Leaving Food Outdoors

If you leave food outside for outdoor dogs or cats, or any feral animals around your property, this can inadvertently attract snakes. Pet food, or any food scraps left around your property, will initially draw in numbers of rodents like rats and mice. This in turn attracts snakes, as many types feed on rodents as prey. 

For the same reason, another risk factor is having a compost heap too close to your property. If you throw food scraps onto your compost, it will attract wildlife like rodents, raccoons, and possums, all of which are prey for many species of snakes. 

Easy Yard Access

Once a snake has identified that your yard is a suitable place to live, with sources of food, shelter, and water, they will make their way in and take up residence. If your yard isn’t well-secured, the snake won’t have any problem infiltrating it. 

Identifying Common Types of Garden Snakes

It can often be difficult to identify snakes exactly, as there are so many different species across the US that vary subtly in appearance. We have gone through some of the most common types of garden snakes below, sorted by venomous and non-venomous species. 

We’ve also provided some tips on how to quickly identify whether a snake is venomous or not. Take note that the majority of snakes in the US are non-venomous, but there are some potentially deadly species that you should avoid at all costs.

■ Provided material
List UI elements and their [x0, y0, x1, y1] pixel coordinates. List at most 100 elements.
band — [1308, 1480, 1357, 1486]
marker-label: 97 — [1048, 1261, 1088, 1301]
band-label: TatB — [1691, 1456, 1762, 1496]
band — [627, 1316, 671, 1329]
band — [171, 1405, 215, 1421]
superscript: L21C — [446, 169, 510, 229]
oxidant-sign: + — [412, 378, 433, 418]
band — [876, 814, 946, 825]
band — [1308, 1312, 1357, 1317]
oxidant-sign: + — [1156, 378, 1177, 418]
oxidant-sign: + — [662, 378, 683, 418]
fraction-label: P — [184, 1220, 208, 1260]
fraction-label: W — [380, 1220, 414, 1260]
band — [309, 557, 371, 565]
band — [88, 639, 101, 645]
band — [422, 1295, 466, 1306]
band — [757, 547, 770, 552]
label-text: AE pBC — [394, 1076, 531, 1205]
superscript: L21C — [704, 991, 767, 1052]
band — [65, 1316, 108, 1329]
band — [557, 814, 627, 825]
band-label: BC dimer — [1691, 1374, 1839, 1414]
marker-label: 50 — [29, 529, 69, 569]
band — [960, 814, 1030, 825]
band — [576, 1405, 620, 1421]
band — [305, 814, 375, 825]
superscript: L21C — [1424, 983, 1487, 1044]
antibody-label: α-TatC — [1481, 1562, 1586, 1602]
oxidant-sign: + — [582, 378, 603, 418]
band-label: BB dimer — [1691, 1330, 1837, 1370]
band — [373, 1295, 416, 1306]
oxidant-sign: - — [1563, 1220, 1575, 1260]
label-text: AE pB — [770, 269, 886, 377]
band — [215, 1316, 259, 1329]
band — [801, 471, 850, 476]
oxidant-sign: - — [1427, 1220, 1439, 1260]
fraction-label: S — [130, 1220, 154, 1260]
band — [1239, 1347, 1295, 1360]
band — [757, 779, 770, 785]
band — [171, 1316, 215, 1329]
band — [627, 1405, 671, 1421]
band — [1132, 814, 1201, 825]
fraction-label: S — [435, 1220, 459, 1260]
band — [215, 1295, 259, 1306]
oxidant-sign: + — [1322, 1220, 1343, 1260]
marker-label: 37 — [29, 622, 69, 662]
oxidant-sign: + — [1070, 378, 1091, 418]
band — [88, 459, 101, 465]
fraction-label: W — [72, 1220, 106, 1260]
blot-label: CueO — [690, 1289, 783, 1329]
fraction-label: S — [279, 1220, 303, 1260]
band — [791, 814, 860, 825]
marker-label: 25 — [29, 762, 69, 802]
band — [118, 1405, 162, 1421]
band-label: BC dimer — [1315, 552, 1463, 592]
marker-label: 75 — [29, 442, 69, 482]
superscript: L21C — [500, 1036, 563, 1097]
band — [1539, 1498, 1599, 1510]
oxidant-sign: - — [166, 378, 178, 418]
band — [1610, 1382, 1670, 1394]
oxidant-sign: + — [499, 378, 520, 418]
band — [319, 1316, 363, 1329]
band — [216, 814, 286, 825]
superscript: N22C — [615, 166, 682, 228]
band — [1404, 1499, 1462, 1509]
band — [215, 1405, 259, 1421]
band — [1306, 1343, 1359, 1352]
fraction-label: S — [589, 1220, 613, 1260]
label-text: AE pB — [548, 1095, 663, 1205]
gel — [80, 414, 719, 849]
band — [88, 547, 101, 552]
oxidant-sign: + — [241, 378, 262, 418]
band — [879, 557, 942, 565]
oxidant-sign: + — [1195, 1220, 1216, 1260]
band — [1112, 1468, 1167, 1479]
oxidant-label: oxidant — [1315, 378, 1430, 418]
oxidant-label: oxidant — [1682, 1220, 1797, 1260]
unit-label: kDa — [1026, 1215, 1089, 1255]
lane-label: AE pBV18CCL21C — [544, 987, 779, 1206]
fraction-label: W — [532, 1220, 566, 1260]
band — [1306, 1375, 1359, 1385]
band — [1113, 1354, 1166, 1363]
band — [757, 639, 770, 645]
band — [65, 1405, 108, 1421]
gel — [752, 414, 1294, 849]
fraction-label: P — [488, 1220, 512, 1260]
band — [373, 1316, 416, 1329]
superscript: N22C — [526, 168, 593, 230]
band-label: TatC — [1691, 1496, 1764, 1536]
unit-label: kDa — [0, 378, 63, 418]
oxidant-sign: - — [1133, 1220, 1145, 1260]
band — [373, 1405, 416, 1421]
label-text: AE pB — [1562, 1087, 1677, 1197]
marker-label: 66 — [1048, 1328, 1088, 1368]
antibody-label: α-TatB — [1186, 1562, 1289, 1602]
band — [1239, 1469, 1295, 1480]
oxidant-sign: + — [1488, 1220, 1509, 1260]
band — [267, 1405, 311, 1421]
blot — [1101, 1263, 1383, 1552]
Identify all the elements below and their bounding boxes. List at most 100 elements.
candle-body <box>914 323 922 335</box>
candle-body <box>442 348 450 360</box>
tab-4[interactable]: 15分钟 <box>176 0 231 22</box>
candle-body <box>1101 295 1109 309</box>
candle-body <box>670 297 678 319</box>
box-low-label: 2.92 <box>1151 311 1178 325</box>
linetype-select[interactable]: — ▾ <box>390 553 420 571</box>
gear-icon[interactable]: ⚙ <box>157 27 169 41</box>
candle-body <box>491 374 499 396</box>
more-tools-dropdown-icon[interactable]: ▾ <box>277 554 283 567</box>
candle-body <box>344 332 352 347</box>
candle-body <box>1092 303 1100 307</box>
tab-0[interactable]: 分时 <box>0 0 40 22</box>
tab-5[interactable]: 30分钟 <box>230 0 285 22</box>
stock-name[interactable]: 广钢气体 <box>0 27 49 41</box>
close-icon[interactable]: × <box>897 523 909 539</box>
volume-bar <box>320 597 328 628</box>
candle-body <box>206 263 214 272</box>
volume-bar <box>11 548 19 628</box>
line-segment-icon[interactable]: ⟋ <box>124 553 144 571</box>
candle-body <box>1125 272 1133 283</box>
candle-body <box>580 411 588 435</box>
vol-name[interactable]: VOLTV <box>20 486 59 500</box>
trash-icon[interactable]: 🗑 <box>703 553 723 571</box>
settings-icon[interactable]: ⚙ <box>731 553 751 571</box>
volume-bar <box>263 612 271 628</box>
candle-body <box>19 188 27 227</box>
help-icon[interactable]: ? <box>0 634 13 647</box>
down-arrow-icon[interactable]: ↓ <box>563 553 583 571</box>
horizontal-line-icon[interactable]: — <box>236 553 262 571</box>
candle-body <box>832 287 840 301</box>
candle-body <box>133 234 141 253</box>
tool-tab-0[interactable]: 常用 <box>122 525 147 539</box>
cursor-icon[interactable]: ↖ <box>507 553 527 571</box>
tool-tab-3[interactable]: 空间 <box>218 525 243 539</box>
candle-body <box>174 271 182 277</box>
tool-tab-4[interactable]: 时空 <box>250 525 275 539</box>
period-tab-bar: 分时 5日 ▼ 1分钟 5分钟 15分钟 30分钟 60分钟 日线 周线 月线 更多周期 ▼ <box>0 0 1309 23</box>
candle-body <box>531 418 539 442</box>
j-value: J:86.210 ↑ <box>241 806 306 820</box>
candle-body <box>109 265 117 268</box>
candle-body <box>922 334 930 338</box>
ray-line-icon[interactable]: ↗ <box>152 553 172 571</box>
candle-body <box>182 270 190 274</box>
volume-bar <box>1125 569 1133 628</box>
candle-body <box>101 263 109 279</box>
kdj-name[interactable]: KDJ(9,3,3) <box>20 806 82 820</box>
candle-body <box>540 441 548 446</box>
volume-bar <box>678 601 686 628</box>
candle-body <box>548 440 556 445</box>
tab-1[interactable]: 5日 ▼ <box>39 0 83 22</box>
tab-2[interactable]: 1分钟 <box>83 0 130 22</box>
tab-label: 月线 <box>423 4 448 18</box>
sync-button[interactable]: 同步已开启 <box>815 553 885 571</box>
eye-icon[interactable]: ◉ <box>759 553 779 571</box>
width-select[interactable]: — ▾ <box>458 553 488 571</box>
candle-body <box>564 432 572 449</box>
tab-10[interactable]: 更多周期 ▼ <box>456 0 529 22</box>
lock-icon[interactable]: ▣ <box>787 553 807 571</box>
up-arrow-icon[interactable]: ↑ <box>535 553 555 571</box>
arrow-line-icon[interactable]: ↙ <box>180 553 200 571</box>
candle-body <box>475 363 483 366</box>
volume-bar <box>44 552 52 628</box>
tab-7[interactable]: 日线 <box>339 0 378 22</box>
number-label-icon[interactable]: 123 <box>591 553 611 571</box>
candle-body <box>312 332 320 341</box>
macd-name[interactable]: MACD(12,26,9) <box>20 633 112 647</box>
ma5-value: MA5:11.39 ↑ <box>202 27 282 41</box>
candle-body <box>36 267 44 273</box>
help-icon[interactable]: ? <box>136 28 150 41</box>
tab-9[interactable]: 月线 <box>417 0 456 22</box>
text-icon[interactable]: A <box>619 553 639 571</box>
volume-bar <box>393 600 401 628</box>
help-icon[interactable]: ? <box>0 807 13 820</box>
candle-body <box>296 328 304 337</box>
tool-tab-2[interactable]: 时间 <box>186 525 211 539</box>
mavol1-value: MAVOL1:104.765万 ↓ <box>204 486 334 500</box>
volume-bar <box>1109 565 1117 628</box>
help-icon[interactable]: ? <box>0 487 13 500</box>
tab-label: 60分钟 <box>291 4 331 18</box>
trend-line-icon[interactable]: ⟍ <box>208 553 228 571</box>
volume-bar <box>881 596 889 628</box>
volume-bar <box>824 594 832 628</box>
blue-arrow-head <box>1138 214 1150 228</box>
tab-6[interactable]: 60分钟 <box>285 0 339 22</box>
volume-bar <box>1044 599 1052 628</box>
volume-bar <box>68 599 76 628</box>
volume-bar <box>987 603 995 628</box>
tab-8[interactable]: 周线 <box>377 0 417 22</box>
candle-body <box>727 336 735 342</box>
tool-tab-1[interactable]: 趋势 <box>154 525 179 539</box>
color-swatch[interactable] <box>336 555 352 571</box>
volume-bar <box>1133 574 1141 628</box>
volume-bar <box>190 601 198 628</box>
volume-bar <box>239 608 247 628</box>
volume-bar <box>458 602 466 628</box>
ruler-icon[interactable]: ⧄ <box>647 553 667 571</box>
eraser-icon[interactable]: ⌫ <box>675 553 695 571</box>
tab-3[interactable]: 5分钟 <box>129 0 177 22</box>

■ Task description
From the text on snakes around the home, reproduce the part that begins with the words "It can often" and ends with "and non-venomous species.". The entries play no part in this work.

■ Exercise output
It can often be difficult to identify snakes exactly, as there are so many different species across the US that vary subtly in appearance. We have gone through some of the most common types of garden snakes below, sorted by venomous and non-venomous species.